▸ Dataset entries:
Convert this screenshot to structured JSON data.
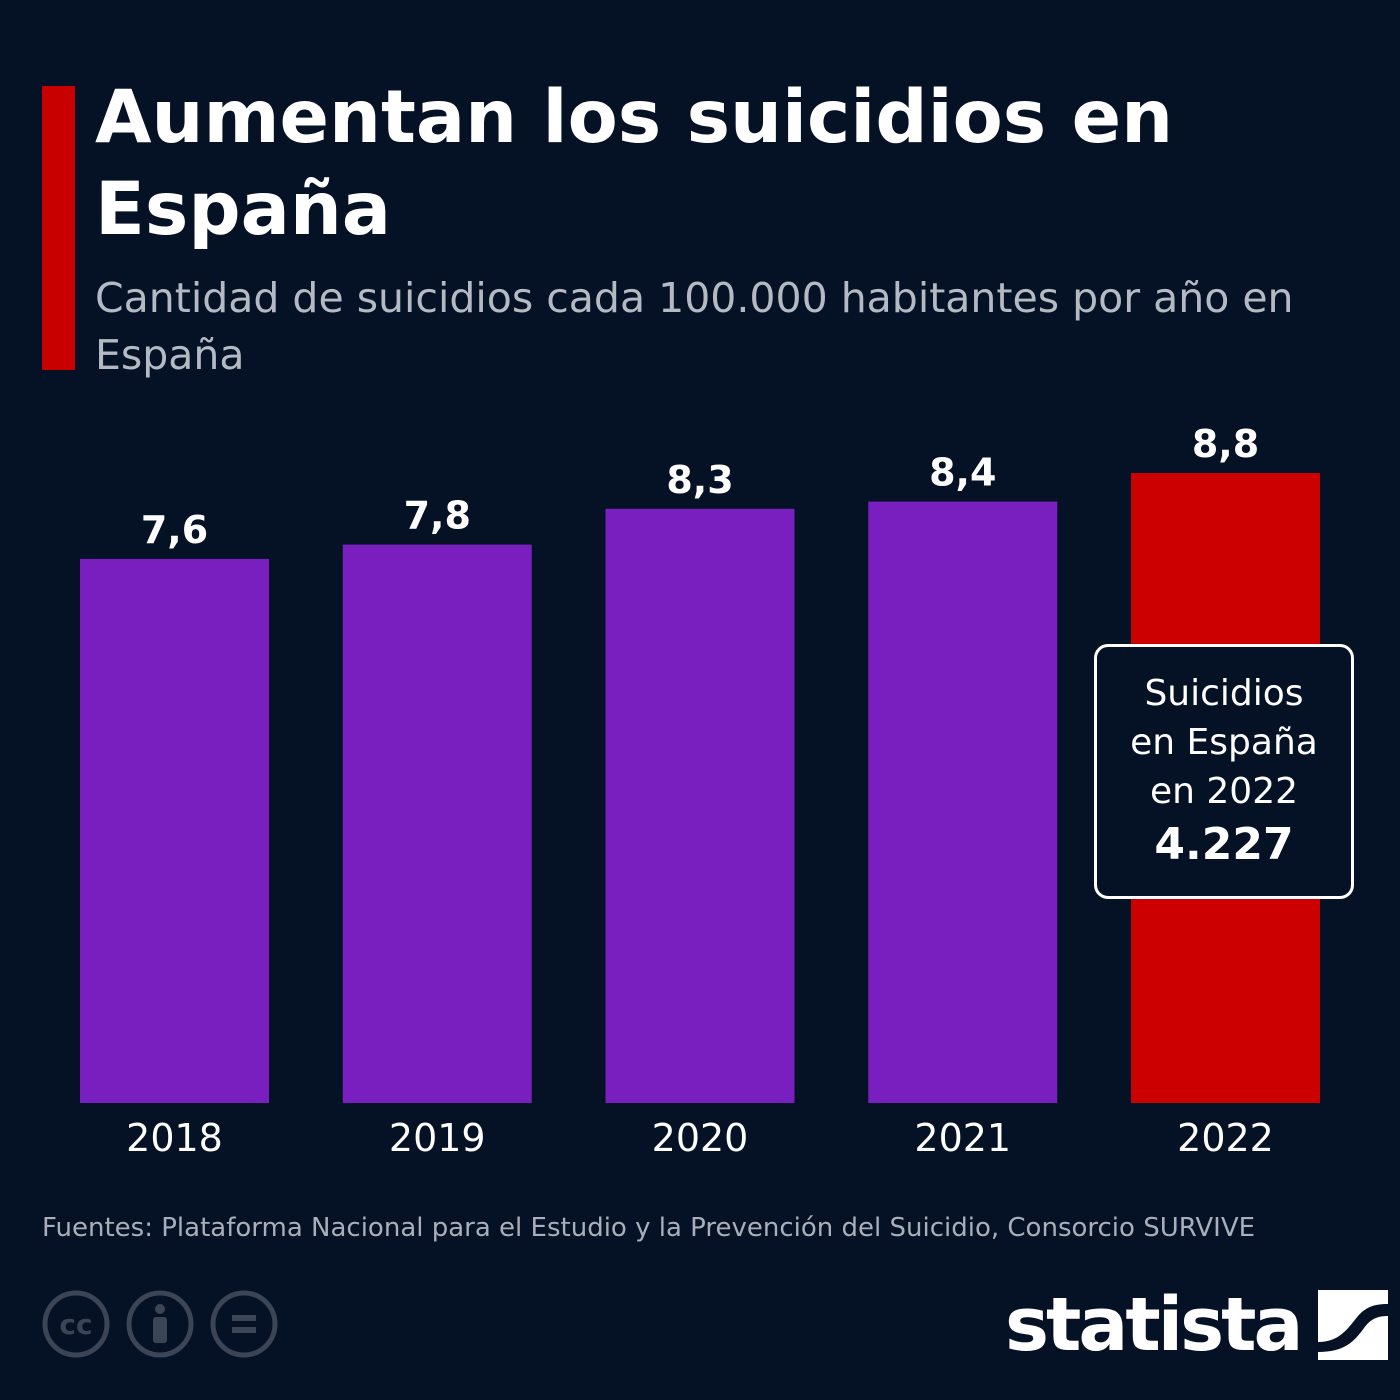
{
  "colors": {
    "background": "#051225",
    "accent": "#c90000",
    "bar_default": "#7a1fbf",
    "bar_highlight": "#cc0000",
    "text": "#ffffff",
    "muted": "#b4bac4"
  },
  "header": {
    "title": "Aumentan los suicidios en España",
    "subtitle": "Cantidad de suicidios cada 100.000 habitantes por año en España"
  },
  "chart_data": {
    "type": "bar",
    "title": "Aumentan los suicidios en España",
    "subtitle": "Cantidad de suicidios cada 100.000 habitantes por año en España",
    "categories": [
      "2018",
      "2019",
      "2020",
      "2021",
      "2022"
    ],
    "values": [
      7.6,
      7.8,
      8.3,
      8.4,
      8.8
    ],
    "value_labels": [
      "7,6",
      "7,8",
      "8,3",
      "8,4",
      "8,8"
    ],
    "highlight_index": 4,
    "xlabel": "",
    "ylabel": "",
    "ylim": [
      0,
      8.8
    ],
    "grid": false
  },
  "callout": {
    "line1": "Suicidios",
    "line2": "en España",
    "line3": "en 2022",
    "value": "4.227"
  },
  "footer": {
    "source": "Fuentes: Plataforma Nacional para el Estudio y la Prevención del Suicidio, Consorcio SURVIVE",
    "cc_label": "cc",
    "brand": "statista"
  },
  "icons": [
    "cc-icon",
    "attribution-icon",
    "no-derivatives-icon",
    "statista-logo-icon"
  ]
}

▸ Objective:
Every entry should be returned exactly as written, minus the pictures.

▸ Reply to the task:
Convert this screenshot to structured JSON data.
{
  "colors": {
    "background": "#051225",
    "accent": "#c90000",
    "bar_default": "#7a1fbf",
    "bar_highlight": "#cc0000",
    "text": "#ffffff",
    "muted": "#b4bac4"
  },
  "header": {
    "title": "Aumentan los suicidios en España",
    "subtitle": "Cantidad de suicidios cada 100.000 habitantes por año en España"
  },
  "chart_data": {
    "type": "bar",
    "title": "Aumentan los suicidios en España",
    "subtitle": "Cantidad de suicidios cada 100.000 habitantes por año en España",
    "categories": [
      "2018",
      "2019",
      "2020",
      "2021",
      "2022"
    ],
    "values": [
      7.6,
      7.8,
      8.3,
      8.4,
      8.8
    ],
    "value_labels": [
      "7,6",
      "7,8",
      "8,3",
      "8,4",
      "8,8"
    ],
    "highlight_index": 4,
    "xlabel": "",
    "ylabel": "",
    "ylim": [
      0,
      8.8
    ],
    "grid": false
  },
  "callout": {
    "line1": "Suicidios",
    "line2": "en España",
    "line3": "en 2022",
    "value": "4.227"
  },
  "footer": {
    "source": "Fuentes: Plataforma Nacional para el Estudio y la Prevención del Suicidio, Consorcio SURVIVE",
    "cc_label": "cc",
    "brand": "statista"
  },
  "icons": [
    "cc-icon",
    "attribution-icon",
    "no-derivatives-icon",
    "statista-logo-icon"
  ]
}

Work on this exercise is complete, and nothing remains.